• [STATED PROBLEM]: Below are records; work out how many of their lines contain "NEUE" and give only that number.

• [PROVIDED DATA]:
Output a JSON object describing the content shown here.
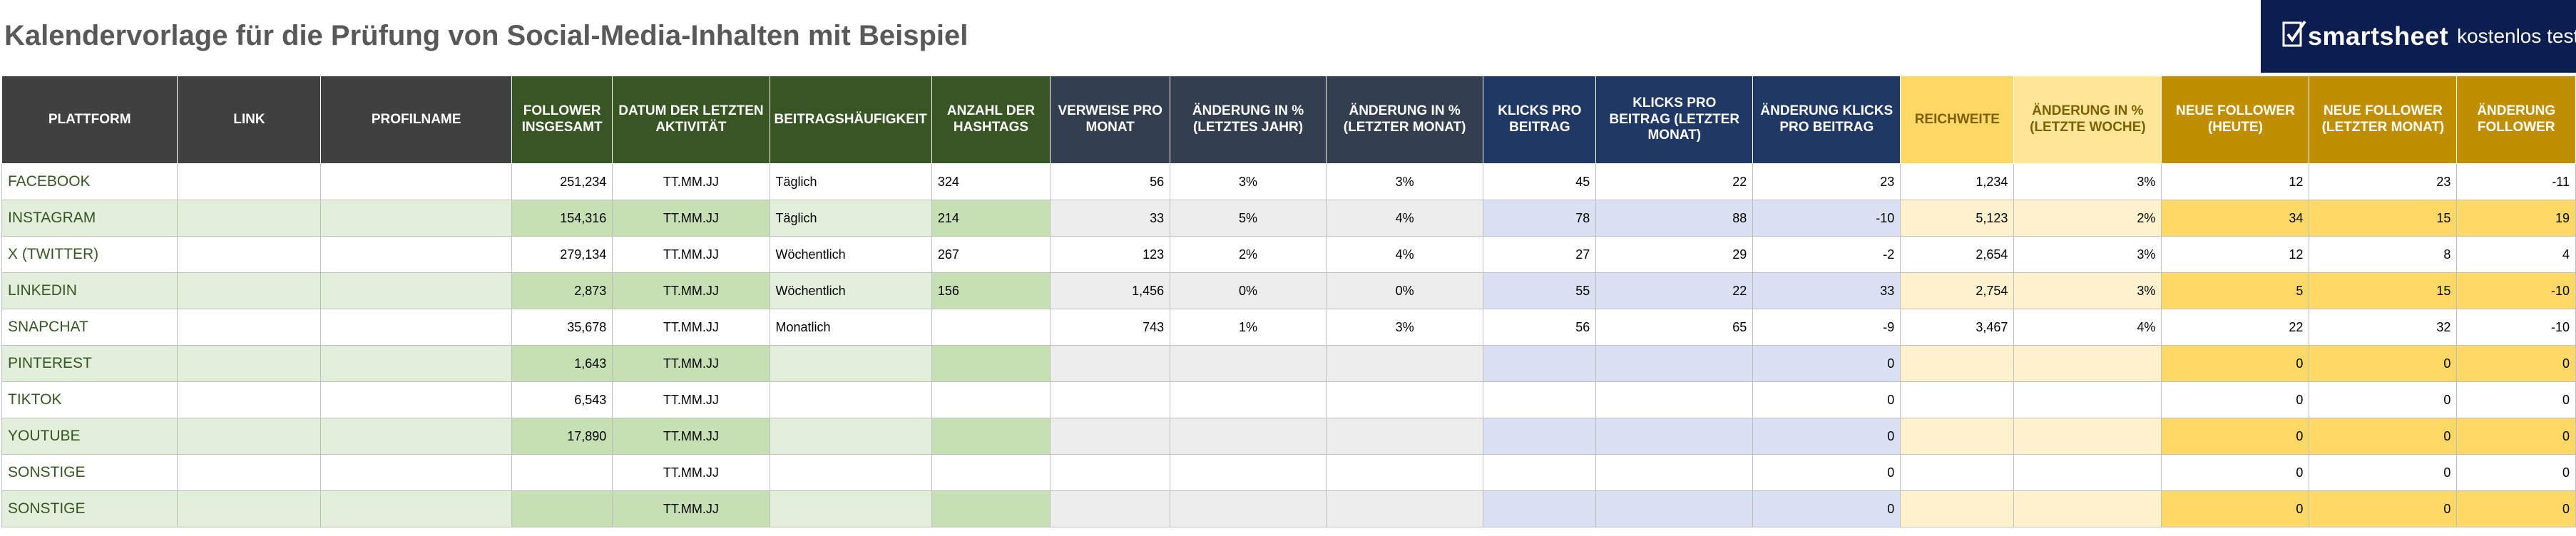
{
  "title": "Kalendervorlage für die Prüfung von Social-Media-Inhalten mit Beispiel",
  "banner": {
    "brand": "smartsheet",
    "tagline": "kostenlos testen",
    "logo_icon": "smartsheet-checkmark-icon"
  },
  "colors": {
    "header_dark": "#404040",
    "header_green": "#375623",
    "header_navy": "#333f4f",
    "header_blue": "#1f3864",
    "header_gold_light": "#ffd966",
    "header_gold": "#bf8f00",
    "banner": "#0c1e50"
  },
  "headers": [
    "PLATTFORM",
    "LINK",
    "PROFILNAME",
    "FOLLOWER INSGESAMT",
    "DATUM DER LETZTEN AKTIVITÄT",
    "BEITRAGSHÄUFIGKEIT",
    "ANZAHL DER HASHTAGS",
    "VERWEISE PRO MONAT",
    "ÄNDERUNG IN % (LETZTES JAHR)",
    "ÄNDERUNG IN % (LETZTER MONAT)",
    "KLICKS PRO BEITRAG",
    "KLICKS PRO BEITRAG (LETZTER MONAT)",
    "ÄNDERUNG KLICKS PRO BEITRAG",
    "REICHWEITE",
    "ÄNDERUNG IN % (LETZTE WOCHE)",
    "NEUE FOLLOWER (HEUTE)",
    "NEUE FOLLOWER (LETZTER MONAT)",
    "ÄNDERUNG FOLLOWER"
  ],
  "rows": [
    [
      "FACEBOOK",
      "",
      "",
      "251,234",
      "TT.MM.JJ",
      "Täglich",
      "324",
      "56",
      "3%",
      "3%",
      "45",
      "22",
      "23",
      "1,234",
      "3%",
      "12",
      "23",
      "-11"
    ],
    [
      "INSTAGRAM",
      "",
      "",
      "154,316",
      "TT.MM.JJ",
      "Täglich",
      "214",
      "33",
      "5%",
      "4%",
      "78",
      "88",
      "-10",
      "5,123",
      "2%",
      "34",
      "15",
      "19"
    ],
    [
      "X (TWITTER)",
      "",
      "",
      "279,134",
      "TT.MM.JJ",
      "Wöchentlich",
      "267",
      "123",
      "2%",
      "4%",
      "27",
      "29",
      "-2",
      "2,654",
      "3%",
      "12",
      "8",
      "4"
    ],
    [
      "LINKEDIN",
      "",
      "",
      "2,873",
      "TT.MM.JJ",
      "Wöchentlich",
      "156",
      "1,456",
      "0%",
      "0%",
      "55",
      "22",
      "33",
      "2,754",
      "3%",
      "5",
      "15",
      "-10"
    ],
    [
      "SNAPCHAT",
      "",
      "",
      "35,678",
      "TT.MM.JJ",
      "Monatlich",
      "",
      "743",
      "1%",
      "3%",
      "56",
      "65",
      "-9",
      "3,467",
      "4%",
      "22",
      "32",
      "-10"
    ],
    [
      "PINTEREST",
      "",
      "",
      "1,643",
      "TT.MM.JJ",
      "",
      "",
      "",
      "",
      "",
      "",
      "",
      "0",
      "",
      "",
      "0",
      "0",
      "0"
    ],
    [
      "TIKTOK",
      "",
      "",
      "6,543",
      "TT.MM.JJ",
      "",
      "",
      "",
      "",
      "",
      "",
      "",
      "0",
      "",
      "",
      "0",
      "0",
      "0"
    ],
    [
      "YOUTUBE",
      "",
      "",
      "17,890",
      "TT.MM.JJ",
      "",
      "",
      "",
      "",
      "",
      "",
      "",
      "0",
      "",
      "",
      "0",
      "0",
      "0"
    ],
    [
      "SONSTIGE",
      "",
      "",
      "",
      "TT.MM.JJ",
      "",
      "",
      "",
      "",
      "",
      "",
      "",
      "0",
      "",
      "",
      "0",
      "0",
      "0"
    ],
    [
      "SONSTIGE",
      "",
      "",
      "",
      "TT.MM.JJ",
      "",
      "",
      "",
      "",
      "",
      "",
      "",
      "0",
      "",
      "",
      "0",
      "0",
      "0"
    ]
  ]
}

==

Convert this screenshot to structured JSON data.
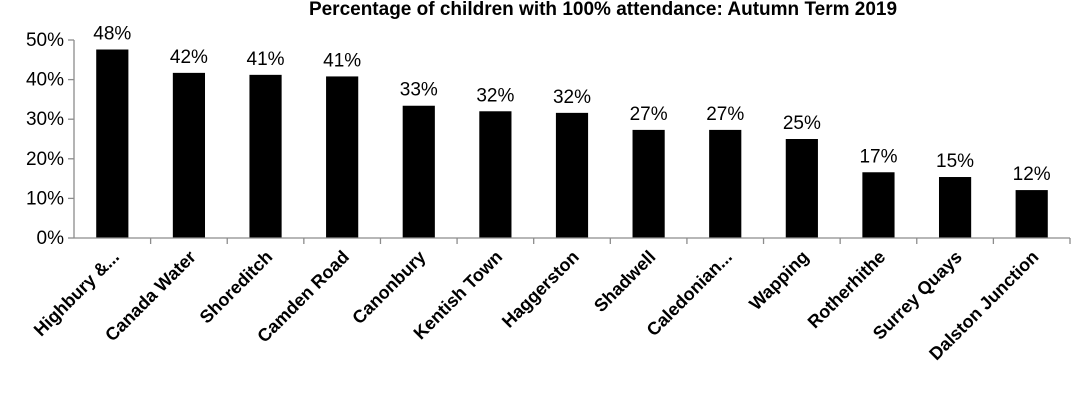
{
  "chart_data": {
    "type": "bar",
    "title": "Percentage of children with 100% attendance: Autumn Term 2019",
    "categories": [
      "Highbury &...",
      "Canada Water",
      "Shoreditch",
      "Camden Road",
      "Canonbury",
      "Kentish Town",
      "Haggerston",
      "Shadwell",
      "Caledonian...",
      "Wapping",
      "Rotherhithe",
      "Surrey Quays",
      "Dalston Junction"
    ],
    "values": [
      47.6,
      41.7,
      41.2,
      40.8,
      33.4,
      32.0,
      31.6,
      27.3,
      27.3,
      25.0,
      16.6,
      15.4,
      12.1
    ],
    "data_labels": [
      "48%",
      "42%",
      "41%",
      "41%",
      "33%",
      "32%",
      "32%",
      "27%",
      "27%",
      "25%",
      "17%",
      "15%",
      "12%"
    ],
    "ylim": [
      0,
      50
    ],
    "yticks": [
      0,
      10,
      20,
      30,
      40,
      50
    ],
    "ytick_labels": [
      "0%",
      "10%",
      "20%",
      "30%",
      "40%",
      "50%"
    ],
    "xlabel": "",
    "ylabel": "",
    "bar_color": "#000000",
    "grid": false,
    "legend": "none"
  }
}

• [OUTPUT]: 2